## Start

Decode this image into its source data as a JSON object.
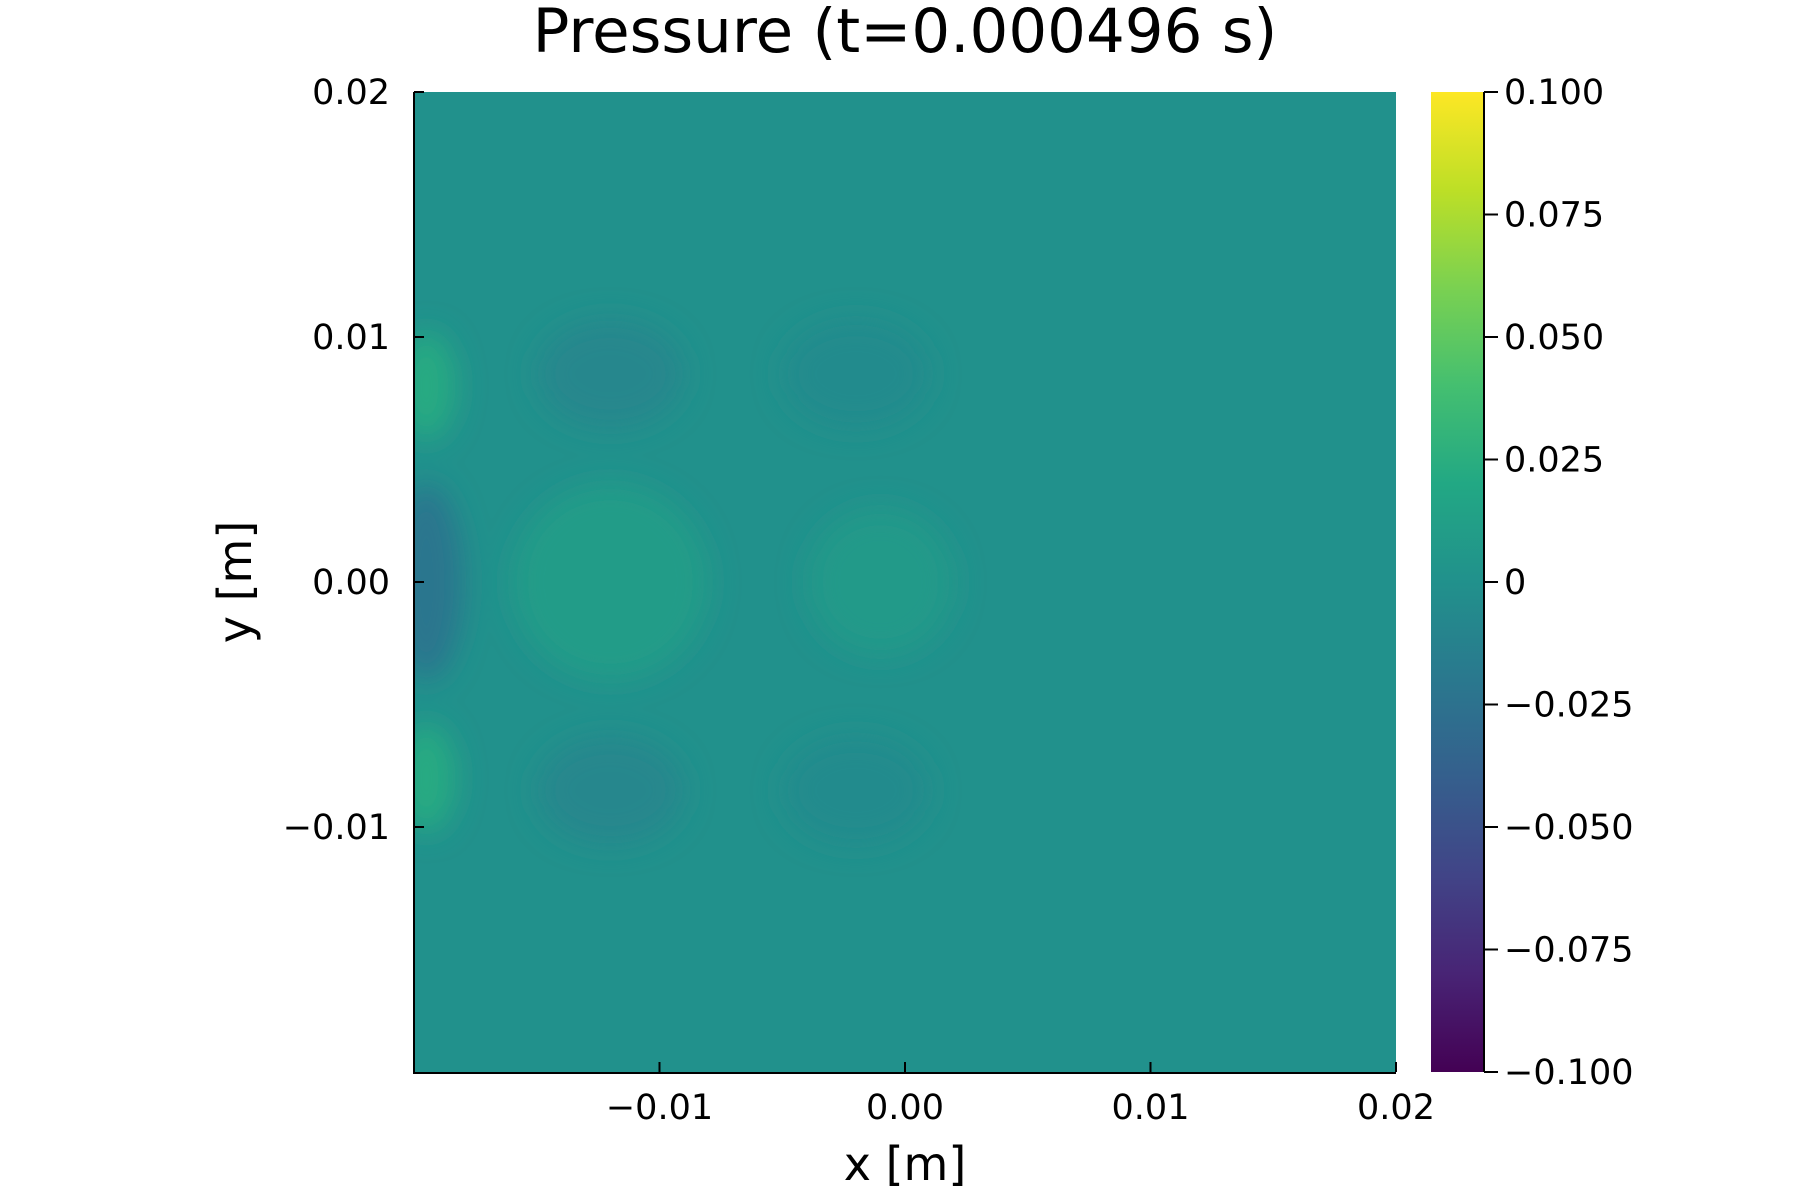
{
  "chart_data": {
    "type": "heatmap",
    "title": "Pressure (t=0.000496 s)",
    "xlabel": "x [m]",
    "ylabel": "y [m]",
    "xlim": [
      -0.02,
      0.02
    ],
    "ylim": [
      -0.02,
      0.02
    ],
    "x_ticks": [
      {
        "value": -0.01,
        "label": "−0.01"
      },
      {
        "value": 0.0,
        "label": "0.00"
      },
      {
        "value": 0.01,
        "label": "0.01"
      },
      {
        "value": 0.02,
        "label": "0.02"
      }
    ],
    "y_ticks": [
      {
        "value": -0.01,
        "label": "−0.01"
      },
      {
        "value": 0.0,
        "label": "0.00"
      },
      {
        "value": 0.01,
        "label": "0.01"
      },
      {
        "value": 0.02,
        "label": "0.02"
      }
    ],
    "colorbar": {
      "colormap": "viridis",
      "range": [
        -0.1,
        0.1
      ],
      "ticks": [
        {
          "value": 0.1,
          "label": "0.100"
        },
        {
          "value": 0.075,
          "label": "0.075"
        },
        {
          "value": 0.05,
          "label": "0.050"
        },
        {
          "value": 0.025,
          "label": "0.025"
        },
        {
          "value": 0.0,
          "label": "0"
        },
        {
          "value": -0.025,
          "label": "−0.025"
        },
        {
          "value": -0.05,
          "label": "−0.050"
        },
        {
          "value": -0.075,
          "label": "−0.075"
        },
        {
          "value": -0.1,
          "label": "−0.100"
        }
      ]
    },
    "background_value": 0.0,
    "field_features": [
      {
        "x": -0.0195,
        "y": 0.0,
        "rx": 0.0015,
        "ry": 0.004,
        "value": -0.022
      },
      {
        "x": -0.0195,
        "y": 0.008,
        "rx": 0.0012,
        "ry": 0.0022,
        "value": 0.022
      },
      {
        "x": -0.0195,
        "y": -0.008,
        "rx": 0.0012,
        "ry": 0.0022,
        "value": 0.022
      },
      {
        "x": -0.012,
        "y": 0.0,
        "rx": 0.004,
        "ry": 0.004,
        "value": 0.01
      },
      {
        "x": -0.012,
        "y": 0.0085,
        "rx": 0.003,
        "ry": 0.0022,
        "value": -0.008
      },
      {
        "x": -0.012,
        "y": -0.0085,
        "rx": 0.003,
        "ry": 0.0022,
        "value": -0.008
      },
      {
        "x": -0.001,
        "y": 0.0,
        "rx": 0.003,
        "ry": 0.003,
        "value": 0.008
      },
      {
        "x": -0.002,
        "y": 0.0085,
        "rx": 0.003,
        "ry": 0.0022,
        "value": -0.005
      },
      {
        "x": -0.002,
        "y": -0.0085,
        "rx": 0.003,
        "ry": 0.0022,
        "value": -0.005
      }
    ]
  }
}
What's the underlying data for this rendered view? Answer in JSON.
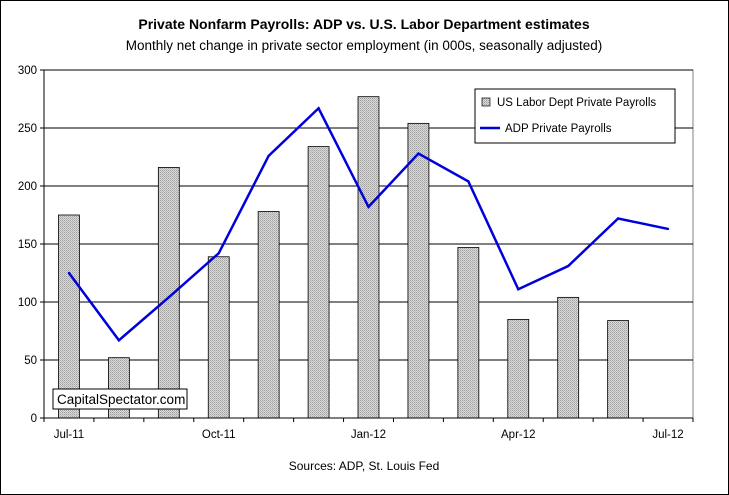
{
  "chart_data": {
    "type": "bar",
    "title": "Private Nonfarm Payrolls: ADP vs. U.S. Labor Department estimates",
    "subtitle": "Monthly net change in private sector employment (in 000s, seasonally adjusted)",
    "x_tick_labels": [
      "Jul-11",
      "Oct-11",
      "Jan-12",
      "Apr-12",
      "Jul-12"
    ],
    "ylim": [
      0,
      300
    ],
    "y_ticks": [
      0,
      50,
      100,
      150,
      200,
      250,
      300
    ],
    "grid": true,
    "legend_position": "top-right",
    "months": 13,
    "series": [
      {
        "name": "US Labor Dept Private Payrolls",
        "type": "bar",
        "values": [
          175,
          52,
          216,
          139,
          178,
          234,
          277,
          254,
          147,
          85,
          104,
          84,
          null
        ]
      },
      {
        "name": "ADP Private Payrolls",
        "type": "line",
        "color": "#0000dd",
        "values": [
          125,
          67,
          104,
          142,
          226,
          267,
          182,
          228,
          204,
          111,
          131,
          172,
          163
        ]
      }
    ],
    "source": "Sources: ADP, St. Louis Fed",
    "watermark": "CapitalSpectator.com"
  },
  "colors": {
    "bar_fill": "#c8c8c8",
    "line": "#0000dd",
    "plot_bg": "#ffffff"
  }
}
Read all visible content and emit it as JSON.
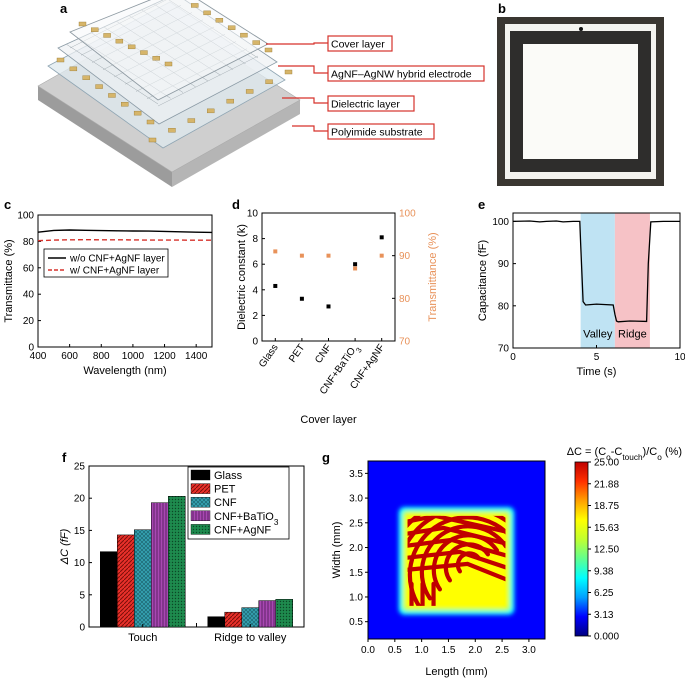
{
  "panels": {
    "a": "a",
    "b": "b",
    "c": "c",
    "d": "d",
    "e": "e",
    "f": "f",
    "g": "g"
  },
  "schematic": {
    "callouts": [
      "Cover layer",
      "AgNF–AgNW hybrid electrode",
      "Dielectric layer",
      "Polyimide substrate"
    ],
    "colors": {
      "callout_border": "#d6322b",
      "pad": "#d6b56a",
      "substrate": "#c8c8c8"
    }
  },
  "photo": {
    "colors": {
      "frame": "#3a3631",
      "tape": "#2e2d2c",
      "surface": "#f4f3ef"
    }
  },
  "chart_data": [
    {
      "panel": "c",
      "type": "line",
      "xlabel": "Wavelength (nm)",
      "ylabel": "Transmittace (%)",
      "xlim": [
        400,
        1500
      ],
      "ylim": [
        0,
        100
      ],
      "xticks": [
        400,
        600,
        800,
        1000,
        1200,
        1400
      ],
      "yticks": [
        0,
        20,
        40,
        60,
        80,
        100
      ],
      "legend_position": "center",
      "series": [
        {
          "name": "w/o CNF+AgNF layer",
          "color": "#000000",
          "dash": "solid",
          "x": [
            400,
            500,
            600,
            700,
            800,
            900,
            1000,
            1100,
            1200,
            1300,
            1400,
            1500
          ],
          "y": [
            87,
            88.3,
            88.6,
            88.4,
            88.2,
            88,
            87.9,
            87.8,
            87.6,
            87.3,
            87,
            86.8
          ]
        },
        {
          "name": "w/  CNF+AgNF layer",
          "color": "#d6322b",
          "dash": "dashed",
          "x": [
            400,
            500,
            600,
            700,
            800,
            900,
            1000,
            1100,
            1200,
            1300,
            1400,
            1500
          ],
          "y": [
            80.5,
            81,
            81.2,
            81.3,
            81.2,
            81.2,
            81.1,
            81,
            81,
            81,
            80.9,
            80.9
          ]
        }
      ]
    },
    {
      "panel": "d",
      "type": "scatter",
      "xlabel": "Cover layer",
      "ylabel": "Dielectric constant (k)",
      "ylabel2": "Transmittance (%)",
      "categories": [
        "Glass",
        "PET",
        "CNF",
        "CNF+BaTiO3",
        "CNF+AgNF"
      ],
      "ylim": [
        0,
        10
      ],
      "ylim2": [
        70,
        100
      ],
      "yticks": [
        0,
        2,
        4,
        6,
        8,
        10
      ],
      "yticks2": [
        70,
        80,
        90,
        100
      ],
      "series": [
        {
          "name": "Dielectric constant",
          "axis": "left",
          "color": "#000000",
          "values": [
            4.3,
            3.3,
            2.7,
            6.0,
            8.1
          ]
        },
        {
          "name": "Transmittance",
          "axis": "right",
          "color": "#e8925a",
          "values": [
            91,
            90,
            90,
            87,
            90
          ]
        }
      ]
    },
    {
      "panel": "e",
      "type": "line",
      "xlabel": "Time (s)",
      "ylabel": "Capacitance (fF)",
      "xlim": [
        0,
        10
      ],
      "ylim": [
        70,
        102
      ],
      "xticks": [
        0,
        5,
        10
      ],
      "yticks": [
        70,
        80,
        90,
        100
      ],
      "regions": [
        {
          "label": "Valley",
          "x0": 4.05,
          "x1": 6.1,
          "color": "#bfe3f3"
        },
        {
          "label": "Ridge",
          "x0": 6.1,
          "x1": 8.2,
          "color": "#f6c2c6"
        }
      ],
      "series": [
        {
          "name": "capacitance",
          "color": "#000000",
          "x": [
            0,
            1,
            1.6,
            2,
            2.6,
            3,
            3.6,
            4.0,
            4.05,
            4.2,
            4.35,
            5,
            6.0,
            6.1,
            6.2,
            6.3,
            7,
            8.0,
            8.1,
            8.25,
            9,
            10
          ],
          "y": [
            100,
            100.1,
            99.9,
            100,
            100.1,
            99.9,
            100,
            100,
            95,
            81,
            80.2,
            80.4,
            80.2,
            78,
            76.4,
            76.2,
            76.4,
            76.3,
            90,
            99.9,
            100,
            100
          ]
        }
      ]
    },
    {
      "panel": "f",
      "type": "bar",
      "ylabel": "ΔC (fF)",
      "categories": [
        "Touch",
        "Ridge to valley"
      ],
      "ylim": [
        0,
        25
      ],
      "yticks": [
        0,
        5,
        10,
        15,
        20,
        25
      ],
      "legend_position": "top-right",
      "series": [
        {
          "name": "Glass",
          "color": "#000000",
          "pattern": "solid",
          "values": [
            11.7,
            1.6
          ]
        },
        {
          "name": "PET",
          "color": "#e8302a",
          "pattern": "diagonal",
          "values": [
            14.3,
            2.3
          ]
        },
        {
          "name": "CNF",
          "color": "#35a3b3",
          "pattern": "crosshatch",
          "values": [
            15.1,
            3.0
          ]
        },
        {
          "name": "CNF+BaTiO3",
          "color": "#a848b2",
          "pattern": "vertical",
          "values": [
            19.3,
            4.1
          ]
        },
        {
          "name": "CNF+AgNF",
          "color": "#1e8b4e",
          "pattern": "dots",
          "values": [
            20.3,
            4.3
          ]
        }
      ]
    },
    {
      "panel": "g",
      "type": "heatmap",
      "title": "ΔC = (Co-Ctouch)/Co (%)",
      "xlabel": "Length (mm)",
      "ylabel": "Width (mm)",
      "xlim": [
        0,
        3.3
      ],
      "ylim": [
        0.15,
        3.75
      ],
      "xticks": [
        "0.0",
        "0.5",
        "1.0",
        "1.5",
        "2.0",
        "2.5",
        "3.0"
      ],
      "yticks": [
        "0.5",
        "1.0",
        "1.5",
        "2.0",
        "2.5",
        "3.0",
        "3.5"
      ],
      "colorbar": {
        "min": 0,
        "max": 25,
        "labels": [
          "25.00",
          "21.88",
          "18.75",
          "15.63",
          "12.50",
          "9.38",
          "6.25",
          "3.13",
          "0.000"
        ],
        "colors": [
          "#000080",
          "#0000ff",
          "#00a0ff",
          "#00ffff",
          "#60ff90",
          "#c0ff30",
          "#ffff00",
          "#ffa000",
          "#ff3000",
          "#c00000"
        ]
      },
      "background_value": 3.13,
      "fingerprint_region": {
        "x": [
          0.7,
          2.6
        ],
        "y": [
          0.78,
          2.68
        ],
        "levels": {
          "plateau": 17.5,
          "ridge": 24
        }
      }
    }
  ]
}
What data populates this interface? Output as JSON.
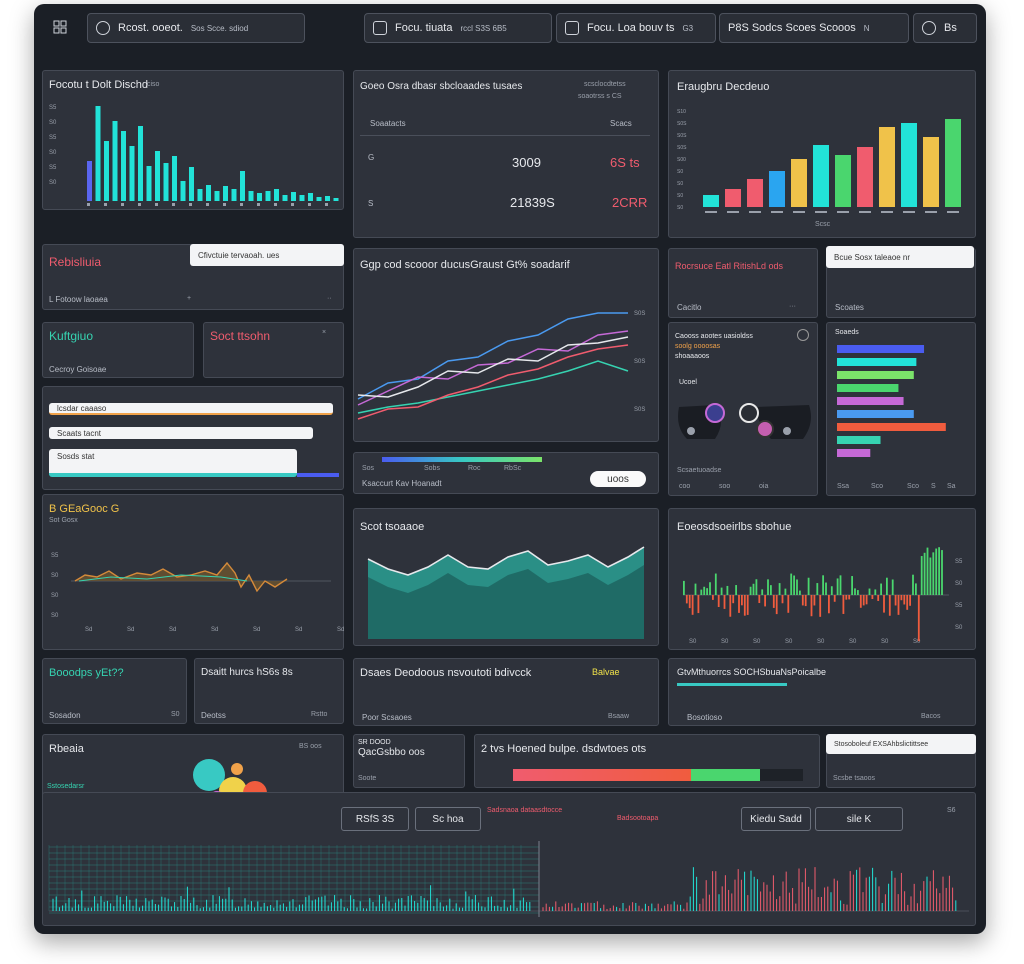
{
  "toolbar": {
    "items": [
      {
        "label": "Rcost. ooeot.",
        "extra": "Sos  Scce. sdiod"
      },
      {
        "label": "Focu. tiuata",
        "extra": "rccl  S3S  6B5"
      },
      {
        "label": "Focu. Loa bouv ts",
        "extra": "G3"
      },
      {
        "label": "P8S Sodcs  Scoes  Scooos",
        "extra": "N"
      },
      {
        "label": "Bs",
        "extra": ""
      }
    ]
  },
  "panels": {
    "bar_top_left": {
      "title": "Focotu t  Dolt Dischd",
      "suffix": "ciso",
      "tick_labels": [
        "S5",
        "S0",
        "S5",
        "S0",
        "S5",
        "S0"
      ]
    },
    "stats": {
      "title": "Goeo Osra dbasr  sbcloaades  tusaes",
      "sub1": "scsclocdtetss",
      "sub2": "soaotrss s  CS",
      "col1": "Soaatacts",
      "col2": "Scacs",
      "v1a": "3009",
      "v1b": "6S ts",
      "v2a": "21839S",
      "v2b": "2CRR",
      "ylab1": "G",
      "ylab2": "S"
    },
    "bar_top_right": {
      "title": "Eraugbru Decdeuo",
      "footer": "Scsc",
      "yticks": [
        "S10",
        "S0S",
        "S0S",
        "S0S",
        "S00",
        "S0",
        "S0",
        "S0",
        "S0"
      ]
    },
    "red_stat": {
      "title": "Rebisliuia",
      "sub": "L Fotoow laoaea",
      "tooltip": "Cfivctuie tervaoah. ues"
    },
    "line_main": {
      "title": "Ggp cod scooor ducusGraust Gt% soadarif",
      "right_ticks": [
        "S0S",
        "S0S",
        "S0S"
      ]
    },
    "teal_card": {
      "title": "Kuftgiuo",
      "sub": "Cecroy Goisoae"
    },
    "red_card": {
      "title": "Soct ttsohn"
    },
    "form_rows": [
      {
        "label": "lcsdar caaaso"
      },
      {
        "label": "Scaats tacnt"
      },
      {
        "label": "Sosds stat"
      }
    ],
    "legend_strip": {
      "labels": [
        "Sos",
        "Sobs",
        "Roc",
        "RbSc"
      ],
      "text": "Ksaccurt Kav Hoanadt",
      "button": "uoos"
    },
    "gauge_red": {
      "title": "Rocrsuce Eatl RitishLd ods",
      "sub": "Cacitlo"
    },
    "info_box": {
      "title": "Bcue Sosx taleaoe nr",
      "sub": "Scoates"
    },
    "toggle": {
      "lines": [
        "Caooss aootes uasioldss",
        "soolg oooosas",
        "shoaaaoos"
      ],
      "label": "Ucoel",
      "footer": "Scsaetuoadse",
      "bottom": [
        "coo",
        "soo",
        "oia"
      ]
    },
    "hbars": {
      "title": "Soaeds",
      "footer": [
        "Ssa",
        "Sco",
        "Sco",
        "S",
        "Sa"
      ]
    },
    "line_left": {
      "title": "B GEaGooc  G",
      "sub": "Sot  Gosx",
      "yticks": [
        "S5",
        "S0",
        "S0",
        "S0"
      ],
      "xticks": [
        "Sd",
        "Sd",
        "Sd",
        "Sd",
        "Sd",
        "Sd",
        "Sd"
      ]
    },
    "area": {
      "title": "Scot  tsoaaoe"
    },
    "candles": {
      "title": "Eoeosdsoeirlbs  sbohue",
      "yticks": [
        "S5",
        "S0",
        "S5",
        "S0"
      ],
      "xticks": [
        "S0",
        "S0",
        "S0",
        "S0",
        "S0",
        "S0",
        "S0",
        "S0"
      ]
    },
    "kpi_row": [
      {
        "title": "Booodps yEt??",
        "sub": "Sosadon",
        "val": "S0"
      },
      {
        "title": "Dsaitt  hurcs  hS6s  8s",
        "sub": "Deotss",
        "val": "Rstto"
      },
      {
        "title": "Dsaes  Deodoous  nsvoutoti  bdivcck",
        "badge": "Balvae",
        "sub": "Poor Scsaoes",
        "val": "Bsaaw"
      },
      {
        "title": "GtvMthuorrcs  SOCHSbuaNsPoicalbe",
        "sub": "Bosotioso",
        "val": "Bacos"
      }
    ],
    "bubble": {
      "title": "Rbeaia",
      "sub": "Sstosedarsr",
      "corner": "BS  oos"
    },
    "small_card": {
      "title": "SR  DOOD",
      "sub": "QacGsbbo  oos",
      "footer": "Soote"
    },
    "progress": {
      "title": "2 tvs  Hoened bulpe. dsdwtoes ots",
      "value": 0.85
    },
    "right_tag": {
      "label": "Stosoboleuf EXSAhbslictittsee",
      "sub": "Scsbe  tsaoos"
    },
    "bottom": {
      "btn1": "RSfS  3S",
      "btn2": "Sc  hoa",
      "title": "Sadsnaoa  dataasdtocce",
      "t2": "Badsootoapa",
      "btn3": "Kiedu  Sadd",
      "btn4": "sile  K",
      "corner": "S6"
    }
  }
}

## End

Check every line in the material above for the string "type", then give only the number of lines that have it.

9